* [Saved entries]:
=======

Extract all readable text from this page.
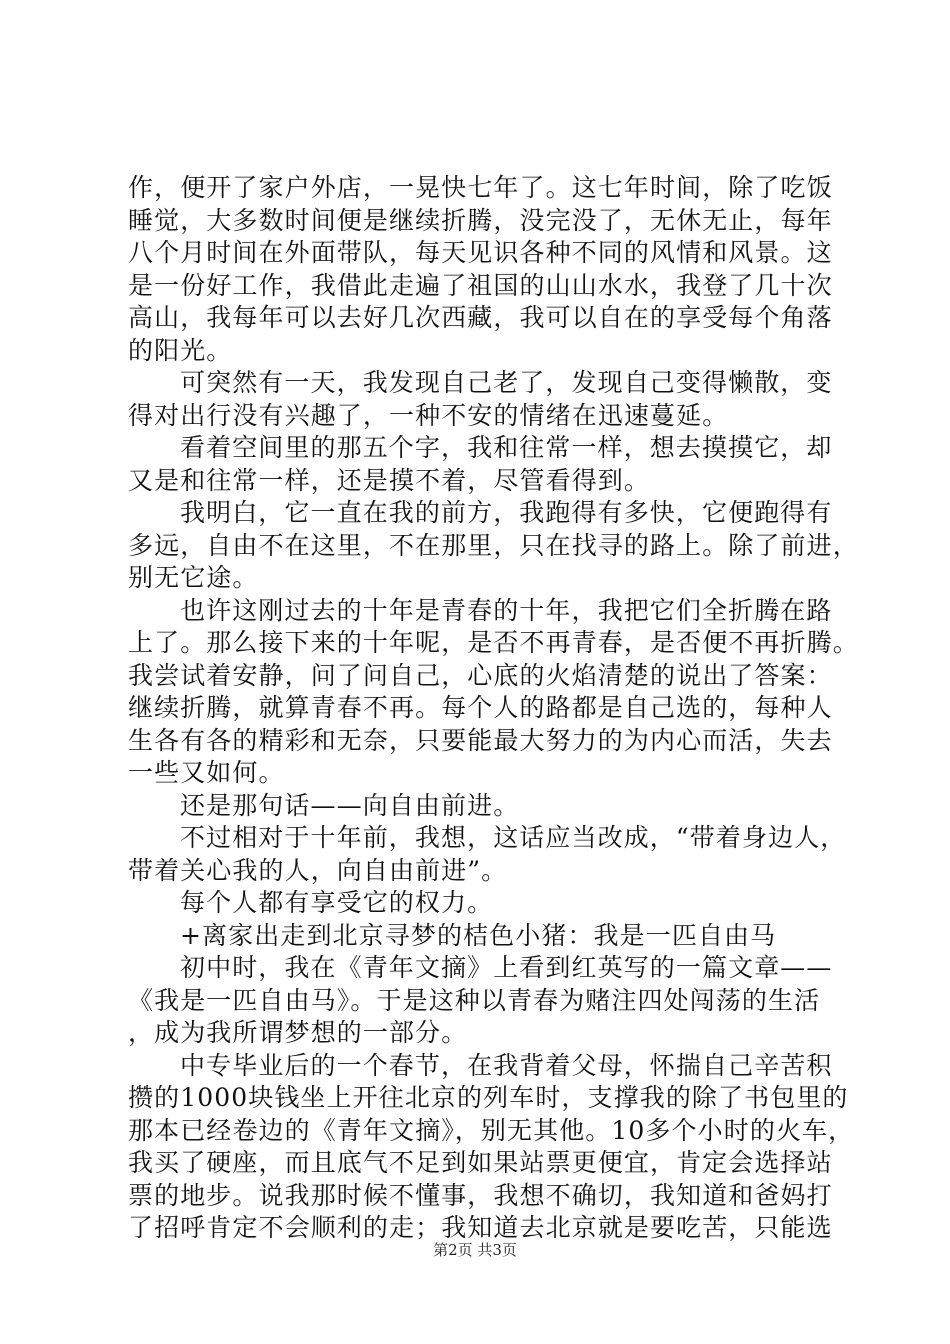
作，便开了家户外店，一晃快七年了。这七年时间，除了吃饭
睡觉，大多数时间便是继续折腾，没完没了，无休无止，每年
八个月时间在外面带队，每天见识各种不同的风情和风景。这
是一份好工作，我借此走遍了祖国的山山水水，我登了几十次
高山，我每年可以去好几次西藏，我可以自在的享受每个角落
的阳光。
可突然有一天，我发现自己老了，发现自己变得懒散，变
得对出行没有兴趣了，一种不安的情绪在迅速蔓延。
看着空间里的那五个字，我和往常一样，想去摸摸它，却
又是和往常一样，还是摸不着，尽管看得到。
我明白，它一直在我的前方，我跑得有多快，它便跑得有
多远，自由不在这里，不在那里，只在找寻的路上。除了前进，
别无它途。
也许这刚过去的十年是青春的十年，我把它们全折腾在路
上了。那么接下来的十年呢，是否不再青春，是否便不再折腾。
我尝试着安静，问了问自己，心底的火焰清楚的说出了答案：
继续折腾，就算青春不再。每个人的路都是自己选的，每种人
生各有各的精彩和无奈，只要能最大努力的为内心而活，失去
一些又如何。
还是那句话——向自由前进。
不过相对于十年前，我想，这话应当改成，“带着身边人，
带着关心我的人，向自由前进”。
每个人都有享受它的权力。
+离家出走到北京寻梦的桔色小猪：我是一匹自由马
初中时，我在《青年文摘》上看到红英写的一篇文章——
《我是一匹自由马》。于是这种以青春为赌注四处闯荡的生活
，成为我所谓梦想的一部分。
中专毕业后的一个春节，在我背着父母，怀揣自己辛苦积
攒的1000块钱坐上开往北京的列车时，支撑我的除了书包里的
那本已经卷边的《青年文摘》，别无其他。10多个小时的火车，
我买了硬座，而且底气不足到如果站票更便宜，肯定会选择站
票的地步。说我那时候不懂事，我想不确切，我知道和爸妈打
了招呼肯定不会顺利的走；我知道去北京就是要吃苦，只能选
第2页 共3页
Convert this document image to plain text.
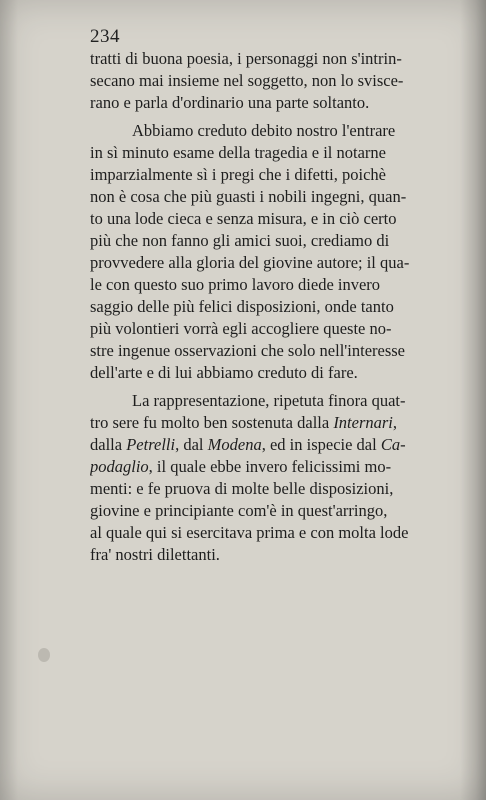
234
tratti di buona poesia, i personaggi non s'intrin-
secano mai insieme nel soggetto, non lo svisce-
rano e parla d'ordinario una parte soltanto.
Abbiamo creduto debito nostro l'entrare
in sì minuto esame della tragedia e il notarne
imparzialmente sì i pregi che i difetti, poichè
non è cosa che più guasti i nobili ingegni, quan-
to una lode cieca e senza misura, e in ciò certo
più che non fanno gli amici suoi, crediamo di
provvedere alla gloria del giovine autore; il qua-
le con questo suo primo lavoro diede invero
saggio delle più felici disposizioni, onde tanto
più volontieri vorrà egli accogliere queste no-
stre ingenue osservazioni che solo nell'interesse
dell'arte e di lui abbiamo creduto di fare.
La rappresentazione, ripetuta finora quat-
tro sere fu molto ben sostenuta dalla Internari,
dalla Petrelli, dal Modena, ed in ispecie dal Ca-
podaglio, il quale ebbe invero felicissimi mo-
menti: e fe pruova di molte belle disposizioni,
giovine e principiante com'è in quest'arringo,
al quale qui si esercitava prima e con molta lode
fra' nostri dilettanti.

=======

* [STATED GOAL]:
Reproduce the full listing faithfully, but do not carry over any pictures.

* [RESPONSE]:
Extract all readable text from this page.
作，便开了家户外店，一晃快七年了。这七年时间，除了吃饭
睡觉，大多数时间便是继续折腾，没完没了，无休无止，每年
八个月时间在外面带队，每天见识各种不同的风情和风景。这
是一份好工作，我借此走遍了祖国的山山水水，我登了几十次
高山，我每年可以去好几次西藏，我可以自在的享受每个角落
的阳光。
可突然有一天，我发现自己老了，发现自己变得懒散，变
得对出行没有兴趣了，一种不安的情绪在迅速蔓延。
看着空间里的那五个字，我和往常一样，想去摸摸它，却
又是和往常一样，还是摸不着，尽管看得到。
我明白，它一直在我的前方，我跑得有多快，它便跑得有
多远，自由不在这里，不在那里，只在找寻的路上。除了前进，
别无它途。
也许这刚过去的十年是青春的十年，我把它们全折腾在路
上了。那么接下来的十年呢，是否不再青春，是否便不再折腾。
我尝试着安静，问了问自己，心底的火焰清楚的说出了答案：
继续折腾，就算青春不再。每个人的路都是自己选的，每种人
生各有各的精彩和无奈，只要能最大努力的为内心而活，失去
一些又如何。
还是那句话——向自由前进。
不过相对于十年前，我想，这话应当改成，“带着身边人，
带着关心我的人，向自由前进”。
每个人都有享受它的权力。
+离家出走到北京寻梦的桔色小猪：我是一匹自由马
初中时，我在《青年文摘》上看到红英写的一篇文章——
《我是一匹自由马》。于是这种以青春为赌注四处闯荡的生活
，成为我所谓梦想的一部分。
中专毕业后的一个春节，在我背着父母，怀揣自己辛苦积
攒的1000块钱坐上开往北京的列车时，支撑我的除了书包里的
那本已经卷边的《青年文摘》，别无其他。10多个小时的火车，
我买了硬座，而且底气不足到如果站票更便宜，肯定会选择站
票的地步。说我那时候不懂事，我想不确切，我知道和爸妈打
了招呼肯定不会顺利的走；我知道去北京就是要吃苦，只能选
第2页 共3页
Convert this document image to plain text.
234
tratti di buona poesia, i personaggi non s'intrin-
secano mai insieme nel soggetto, non lo svisce-
rano e parla d'ordinario una parte soltanto.
Abbiamo creduto debito nostro l'entrare
in sì minuto esame della tragedia e il notarne
imparzialmente sì i pregi che i difetti, poichè
non è cosa che più guasti i nobili ingegni, quan-
to una lode cieca e senza misura, e in ciò certo
più che non fanno gli amici suoi, crediamo di
provvedere alla gloria del giovine autore; il qua-
le con questo suo primo lavoro diede invero
saggio delle più felici disposizioni, onde tanto
più volontieri vorrà egli accogliere queste no-
stre ingenue osservazioni che solo nell'interesse
dell'arte e di lui abbiamo creduto di fare.
La rappresentazione, ripetuta finora quat-
tro sere fu molto ben sostenuta dalla Internari,
dalla Petrelli, dal Modena, ed in ispecie dal Ca-
podaglio, il quale ebbe invero felicissimi mo-
menti: e fe pruova di molte belle disposizioni,
giovine e principiante com'è in quest'arringo,
al quale qui si esercitava prima e con molta lode
fra' nostri dilettanti.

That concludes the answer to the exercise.